**Saved entries**
○ ○ ○

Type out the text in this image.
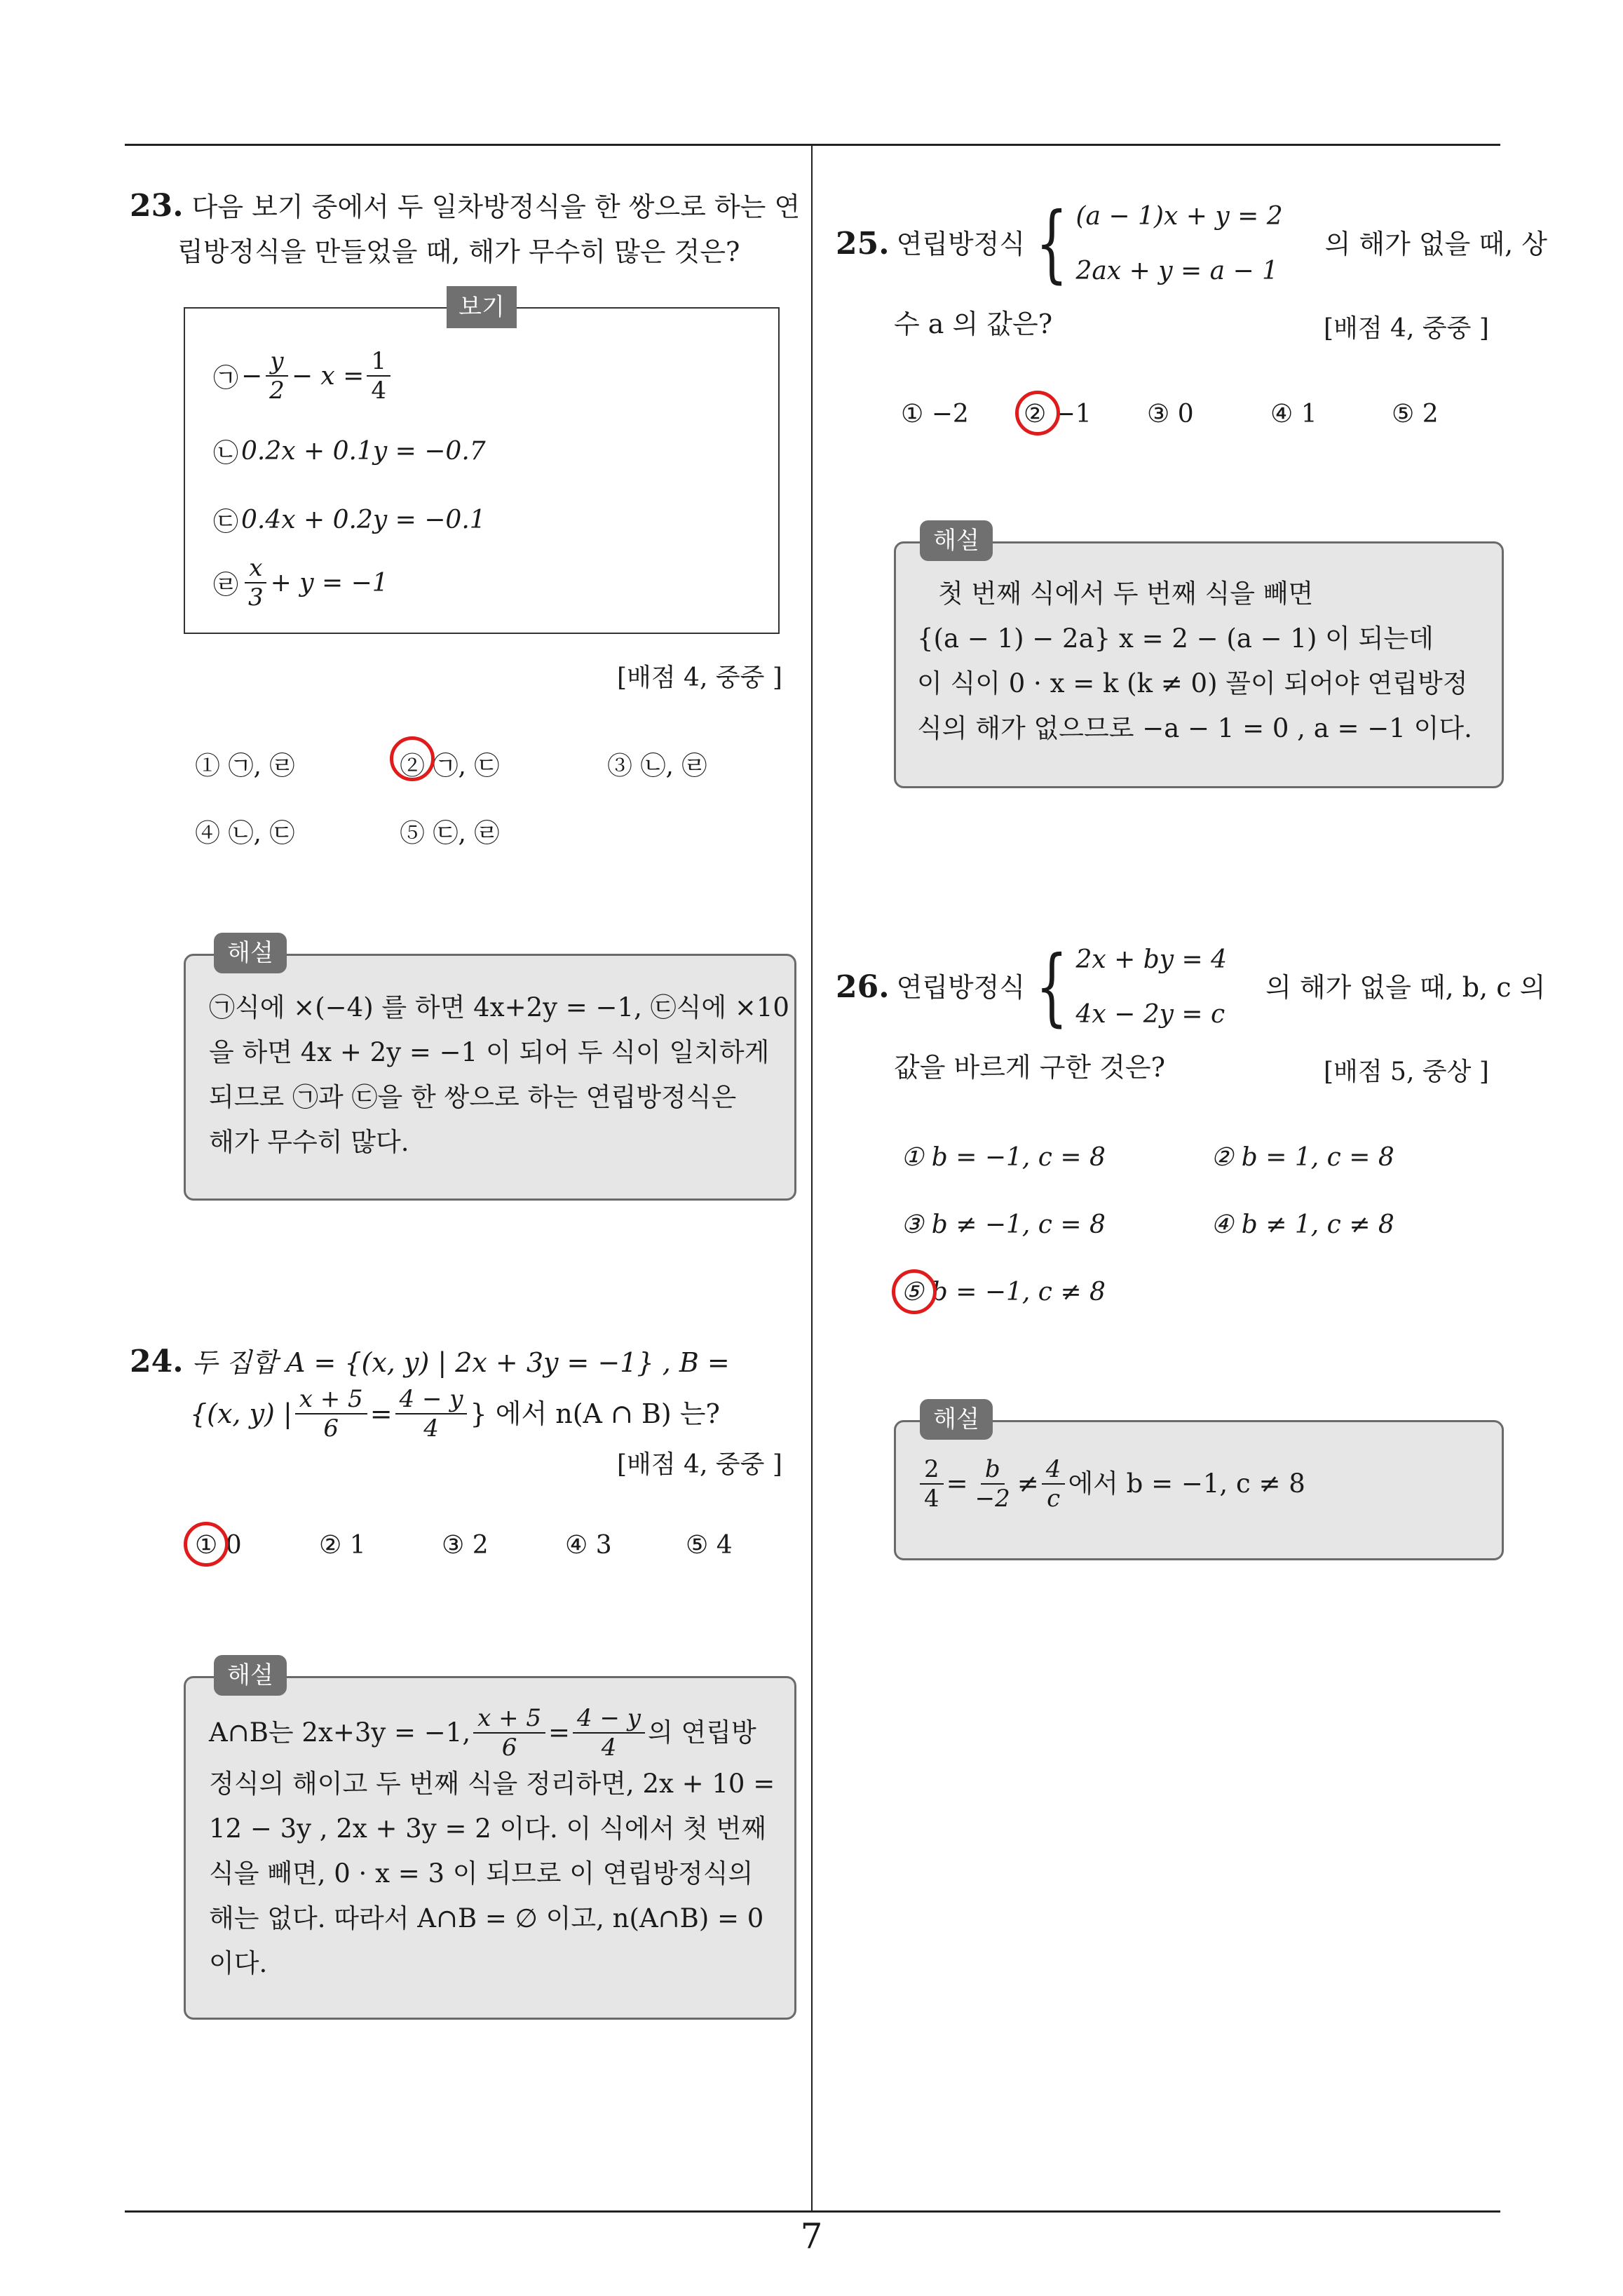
23. 다음 보기 중에서 두 일차방정식을 한 쌍으로 하는 연
립방정식을 만들었을 때, 해가 무수히 많은 것은?
㉠ − $\frac{y}{2} - x = \frac{1}{4}$
㉡ 0.2x + 0.1y = −0.7
㉢ 0.4x + 0.2y = −0.1
㉣ $\frac{x}{3} + y = -1$
보기
[배점 4, 중중 ]
① ㉠, ㉣	② ㉠, ㉢	③ ㉡, ㉣
④ ㉡, ㉢	⑤ ㉢, ㉣
해설
㉠식에 ×(−4) 를 하면 4x+2y = −1, ㉢식에 ×10
을 하면 4x + 2y = −1 이 되어 두 식이 일치하게
되므로 ㉠과 ㉢을 한 쌍으로 하는 연립방정식은
해가 무수히 많다.
24. 두 집합 A = {(x, y) | 2x + 3y = −1} , B =
{(x, y) | $\frac{x + 5}{6} = \frac{4 - y}{4}$ } 에서 n(A ∩ B) 는?
[배점 4, 중중 ]
① 0	② 1	③ 2	④ 3	⑤ 4
해설
A∩B는 2x+3y = −1, $\frac{x + 5}{6} = \frac{4 - y}{4}$ 의 연립방
정식의 해이고 두 번째 식을 정리하면, 2x + 10 =
12 − 3y , 2x + 3y = 2 이다. 이 식에서 첫 번째
식을 빼면, 0 · x = 3 이 되므로 이 연립방정식의
해는 없다. 따라서 A∩B = ∅ 이고, n(A∩B) = 0
이다.
25. 연립방정식 { (a − 1)x + y = 2
2ax + y = a − 1
의 해가 없을 때, 상
수 a 의 값은?	[배점 4, 중중 ]
① −2 ② −1 ③ 0	④ 1	⑤ 2
해설
첫 번째 식에서 두 번째 식을 빼면
{(a − 1) − 2a} x = 2 − (a − 1) 이 되는데
이 식이 0 · x = k (k ≠ 0) 꼴이 되어야 연립방정
식의 해가 없으므로 −a − 1 = 0 , a = −1 이다.
26. 연립방정식 { 2x + by = 4
4x − 2y = c
의 해가 없을 때, b, c 의
값을 바르게 구한 것은?	[배점 5, 중상 ]
① b = −1, c = 8	② b = 1, c = 8
③ b ≠ −1, c = 8	④ b ≠ 1, c ≠ 8
⑤ b = −1, c ≠ 8
해설
$\frac{2}{4} = \frac{b}{-2} \ne \frac{4}{c}$ 에서 b = −1, c ≠ 8
7
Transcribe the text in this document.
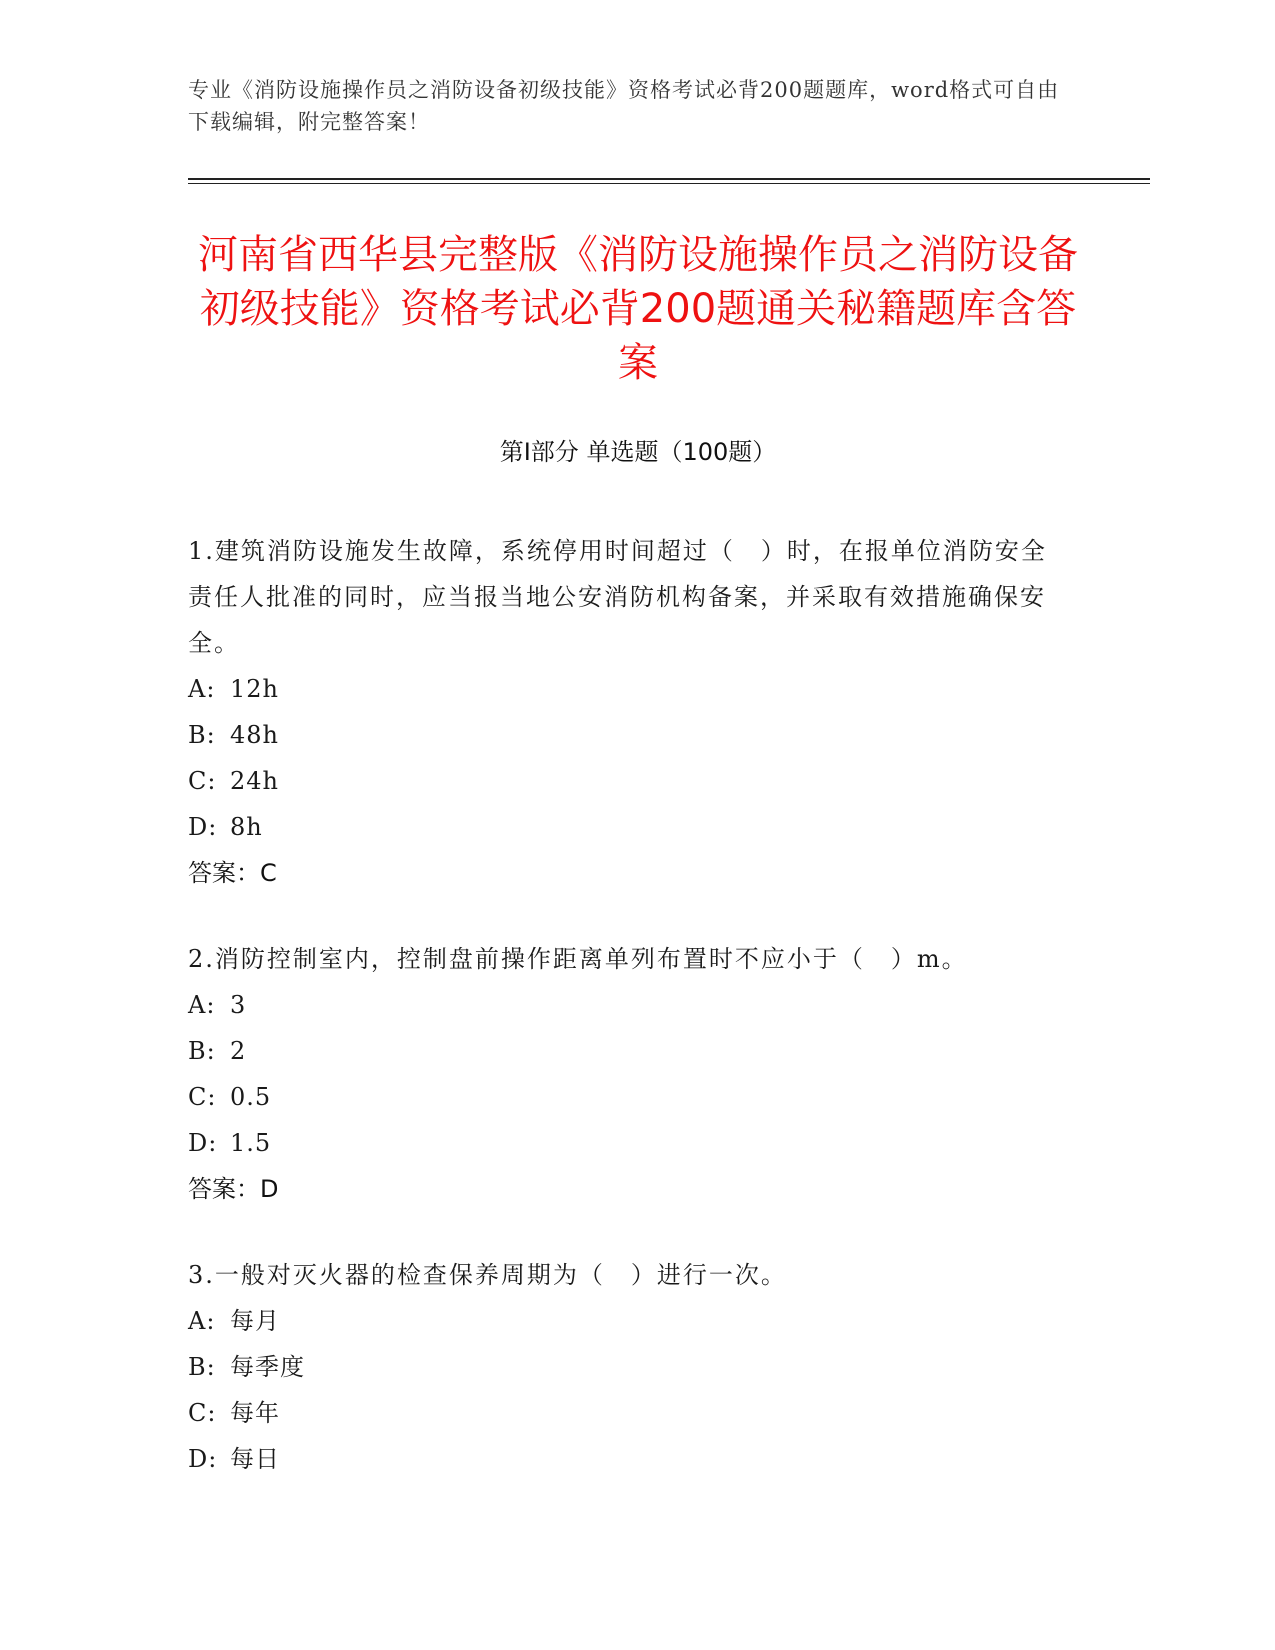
专业《消防设施操作员之消防设备初级技能》资格考试必背200题题库，word格式可自由下载编辑，附完整答案！
河南省西华县完整版《消防设施操作员之消防设备初级技能》资格考试必背200题通关秘籍题库含答案
第I部分 单选题（100题）
1.建筑消防设施发生故障，系统停用时间超过（　）时，在报单位消防安全责任人批准的同时，应当报当地公安消防机构备案，并采取有效措施确保安全。
A: 12h
B: 48h
C: 24h
D: 8h
答案：C
2.消防控制室内，控制盘前操作距离单列布置时不应小于（　）m。
A: 3
B: 2
C: 0.5
D: 1.5
答案：D
3.一般对灭火器的检查保养周期为（　）进行一次。
A: 每月
B: 每季度
C: 每年
D: 每日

○ ○ ○

**Required work**
Using the listing above, list every line in which the string "text" occurs.

**Answer below**
Type out the text in this image.
Transcribe the text in this document.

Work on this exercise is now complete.